* Prompt: Reproduce the listing exactly, with no pictures in your copy.

* * *

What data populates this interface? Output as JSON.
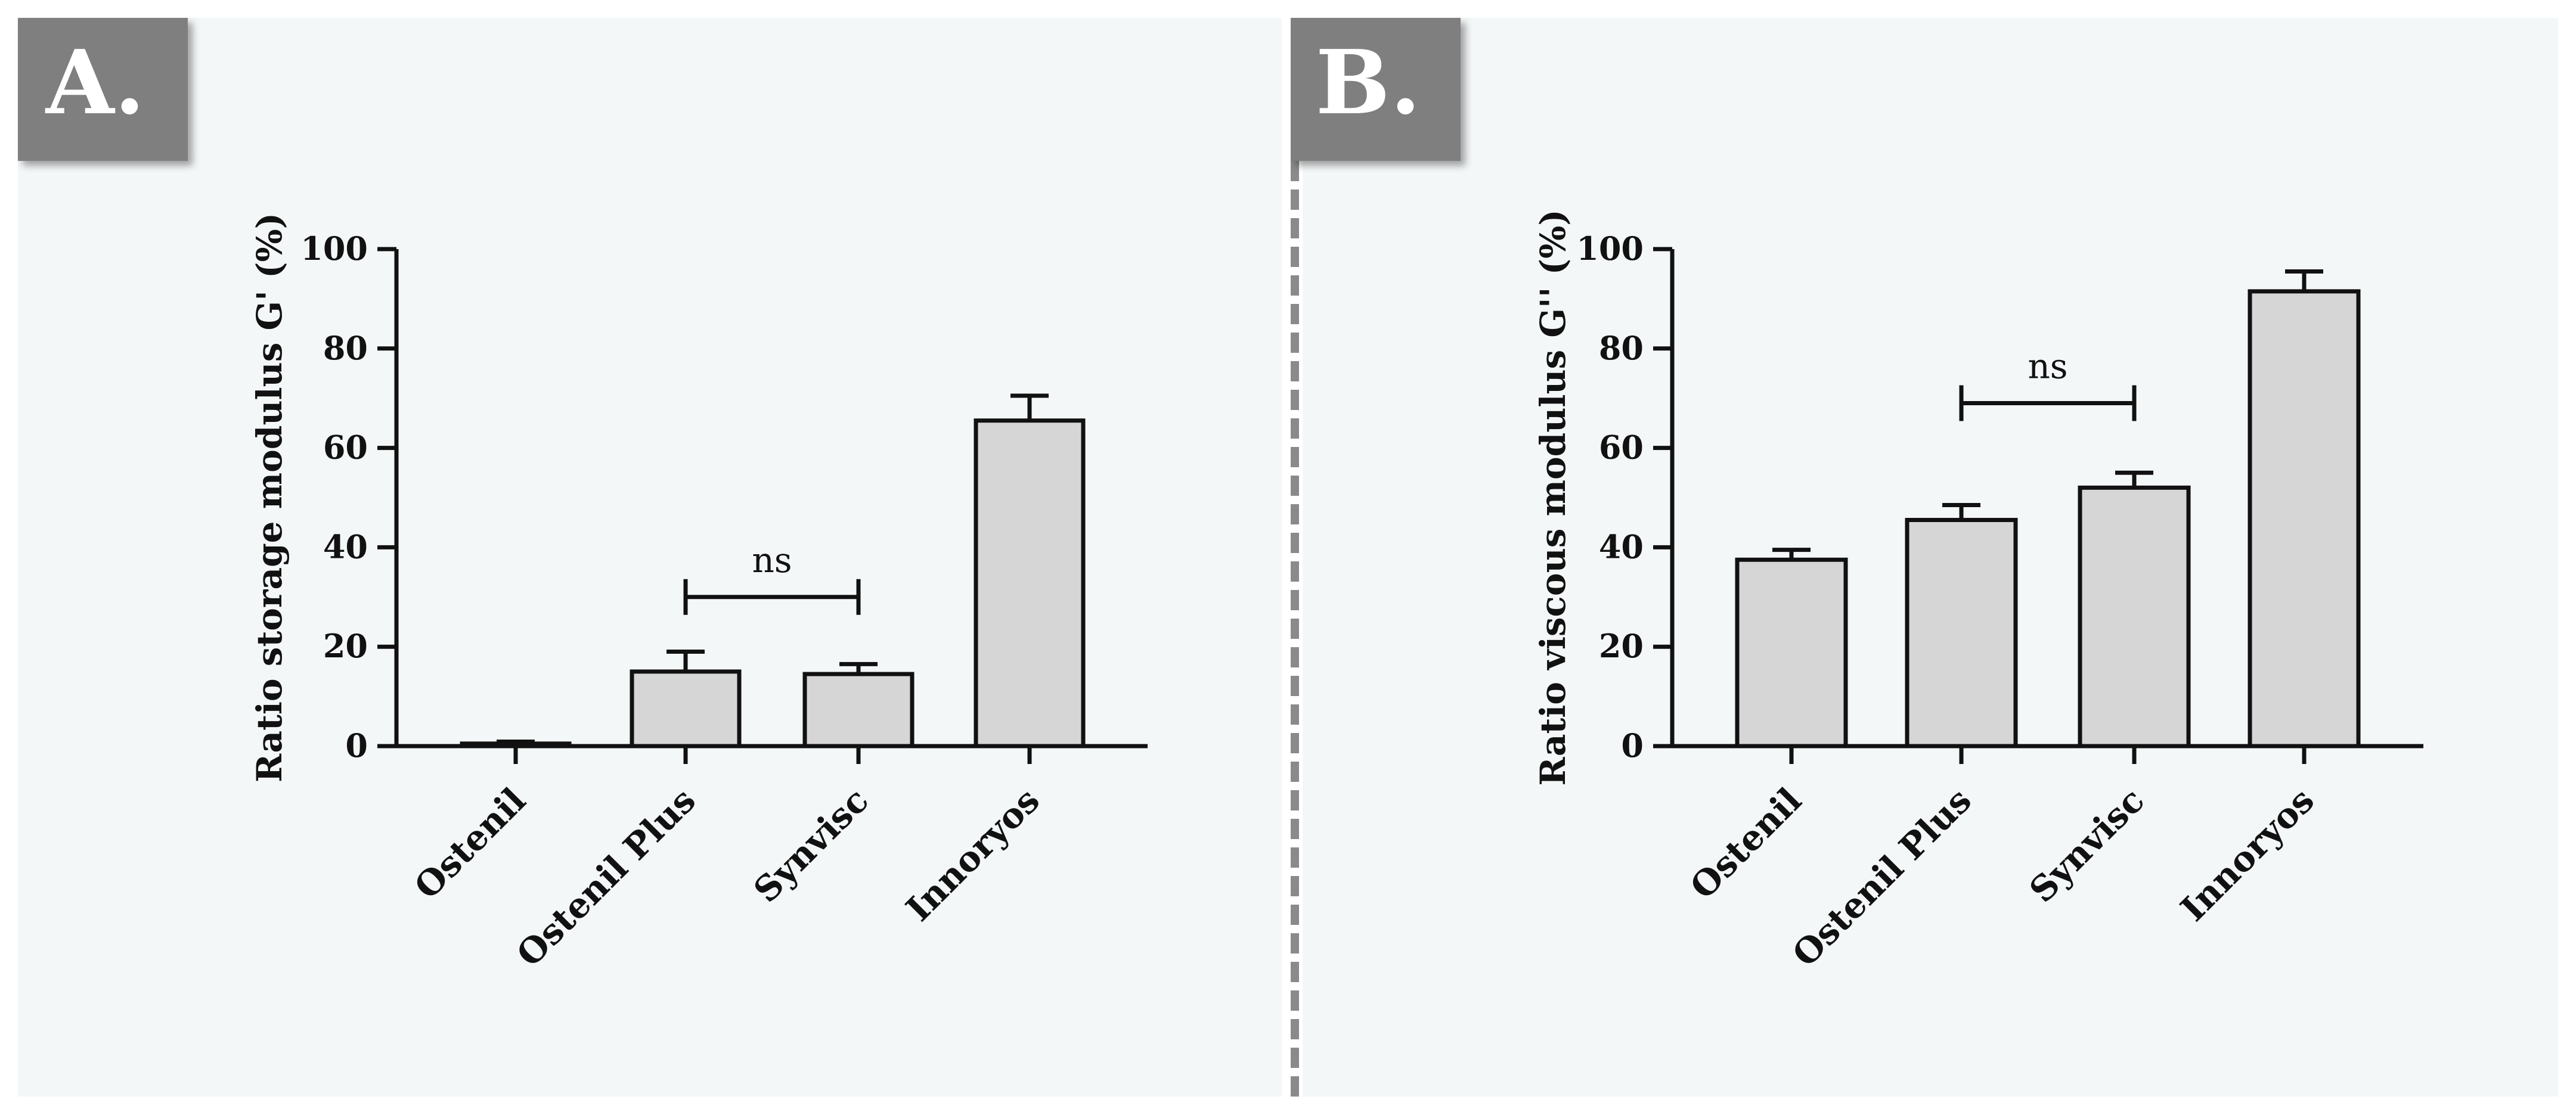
{
  "panels": [
    {
      "label": "A."
    },
    {
      "label": "B."
    }
  ],
  "colors": {
    "panel_bg": "#f4f7f8",
    "label_box": "#7f7f7f",
    "label_text": "#ffffff",
    "bar_fill": "#d6d6d6",
    "stroke": "#111111",
    "divider": "#8a8a8a"
  },
  "chart_data": [
    {
      "type": "bar",
      "title": "",
      "xlabel": "",
      "ylabel": "Ratio storage modulus G' (%)",
      "ylim": [
        0,
        100
      ],
      "yticks": [
        0,
        20,
        40,
        60,
        80,
        100
      ],
      "grid": false,
      "categories": [
        "Ostenil",
        "Ostenil Plus",
        "Synvisc",
        "Innoryos"
      ],
      "values": [
        0.5,
        15,
        14.5,
        65.5
      ],
      "errors": [
        0.4,
        4,
        2,
        5
      ],
      "annotations": [
        {
          "text": "ns",
          "from": "Ostenil Plus",
          "to": "Synvisc",
          "y": 30
        }
      ]
    },
    {
      "type": "bar",
      "title": "",
      "xlabel": "",
      "ylabel": "Ratio viscous modulus G'' (%)",
      "ylim": [
        0,
        100
      ],
      "yticks": [
        0,
        20,
        40,
        60,
        80,
        100
      ],
      "grid": false,
      "categories": [
        "Ostenil",
        "Ostenil Plus",
        "Synvisc",
        "Innoryos"
      ],
      "values": [
        37.5,
        45.5,
        52,
        91.5
      ],
      "errors": [
        2,
        3,
        3,
        4
      ],
      "annotations": [
        {
          "text": "ns",
          "from": "Ostenil Plus",
          "to": "Synvisc",
          "y": 69
        }
      ]
    }
  ]
}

* * *

* The response:
What data populates this interface? Output as JSON.
{
  "panels": [
    {
      "label": "A."
    },
    {
      "label": "B."
    }
  ],
  "colors": {
    "panel_bg": "#f4f7f8",
    "label_box": "#7f7f7f",
    "label_text": "#ffffff",
    "bar_fill": "#d6d6d6",
    "stroke": "#111111",
    "divider": "#8a8a8a"
  },
  "chart_data": [
    {
      "type": "bar",
      "title": "",
      "xlabel": "",
      "ylabel": "Ratio storage modulus G' (%)",
      "ylim": [
        0,
        100
      ],
      "yticks": [
        0,
        20,
        40,
        60,
        80,
        100
      ],
      "grid": false,
      "categories": [
        "Ostenil",
        "Ostenil Plus",
        "Synvisc",
        "Innoryos"
      ],
      "values": [
        0.5,
        15,
        14.5,
        65.5
      ],
      "errors": [
        0.4,
        4,
        2,
        5
      ],
      "annotations": [
        {
          "text": "ns",
          "from": "Ostenil Plus",
          "to": "Synvisc",
          "y": 30
        }
      ]
    },
    {
      "type": "bar",
      "title": "",
      "xlabel": "",
      "ylabel": "Ratio viscous modulus G'' (%)",
      "ylim": [
        0,
        100
      ],
      "yticks": [
        0,
        20,
        40,
        60,
        80,
        100
      ],
      "grid": false,
      "categories": [
        "Ostenil",
        "Ostenil Plus",
        "Synvisc",
        "Innoryos"
      ],
      "values": [
        37.5,
        45.5,
        52,
        91.5
      ],
      "errors": [
        2,
        3,
        3,
        4
      ],
      "annotations": [
        {
          "text": "ns",
          "from": "Ostenil Plus",
          "to": "Synvisc",
          "y": 69
        }
      ]
    }
  ]
}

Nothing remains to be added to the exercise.